**Stored records**:
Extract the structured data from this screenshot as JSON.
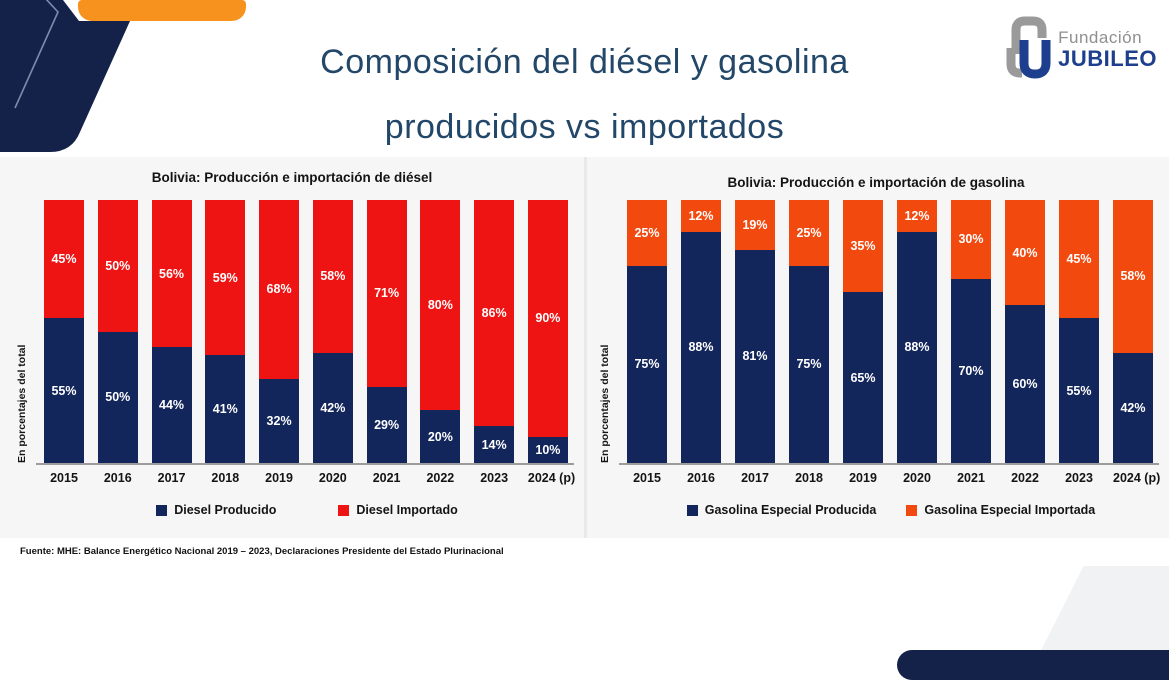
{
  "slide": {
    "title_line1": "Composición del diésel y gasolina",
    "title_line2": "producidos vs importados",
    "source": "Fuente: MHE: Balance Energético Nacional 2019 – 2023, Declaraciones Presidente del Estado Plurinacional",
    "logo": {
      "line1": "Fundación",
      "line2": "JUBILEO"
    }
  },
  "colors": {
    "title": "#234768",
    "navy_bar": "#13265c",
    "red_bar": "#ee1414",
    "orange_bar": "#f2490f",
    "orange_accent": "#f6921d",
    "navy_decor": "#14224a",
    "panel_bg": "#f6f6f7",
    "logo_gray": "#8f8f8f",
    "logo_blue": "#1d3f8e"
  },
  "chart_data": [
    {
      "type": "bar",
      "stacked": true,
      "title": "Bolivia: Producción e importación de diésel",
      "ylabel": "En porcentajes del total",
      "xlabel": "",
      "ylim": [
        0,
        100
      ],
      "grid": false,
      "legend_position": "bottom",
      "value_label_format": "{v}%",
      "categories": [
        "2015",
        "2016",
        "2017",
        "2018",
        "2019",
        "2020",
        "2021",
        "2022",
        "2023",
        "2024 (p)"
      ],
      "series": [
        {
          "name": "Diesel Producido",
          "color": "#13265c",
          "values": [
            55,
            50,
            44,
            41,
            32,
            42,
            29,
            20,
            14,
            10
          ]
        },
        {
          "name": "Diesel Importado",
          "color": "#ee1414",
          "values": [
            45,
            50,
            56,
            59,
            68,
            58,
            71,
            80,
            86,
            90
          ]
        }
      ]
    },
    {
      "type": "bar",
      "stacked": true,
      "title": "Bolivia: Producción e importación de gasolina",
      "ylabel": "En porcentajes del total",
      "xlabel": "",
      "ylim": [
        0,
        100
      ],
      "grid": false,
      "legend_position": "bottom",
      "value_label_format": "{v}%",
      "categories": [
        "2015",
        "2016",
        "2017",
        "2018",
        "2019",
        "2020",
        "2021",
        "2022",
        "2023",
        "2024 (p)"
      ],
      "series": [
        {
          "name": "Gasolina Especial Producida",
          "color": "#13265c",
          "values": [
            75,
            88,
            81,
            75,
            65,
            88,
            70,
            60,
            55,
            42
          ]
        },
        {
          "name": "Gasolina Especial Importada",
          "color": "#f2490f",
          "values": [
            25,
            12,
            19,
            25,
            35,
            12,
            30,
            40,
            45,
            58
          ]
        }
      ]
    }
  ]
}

**Given instruction**: Track down all lines above with the string "Especial" and copy them.

**Response below**:
          "name": "Gasolina Especial Producida",
          "name": "Gasolina Especial Importada",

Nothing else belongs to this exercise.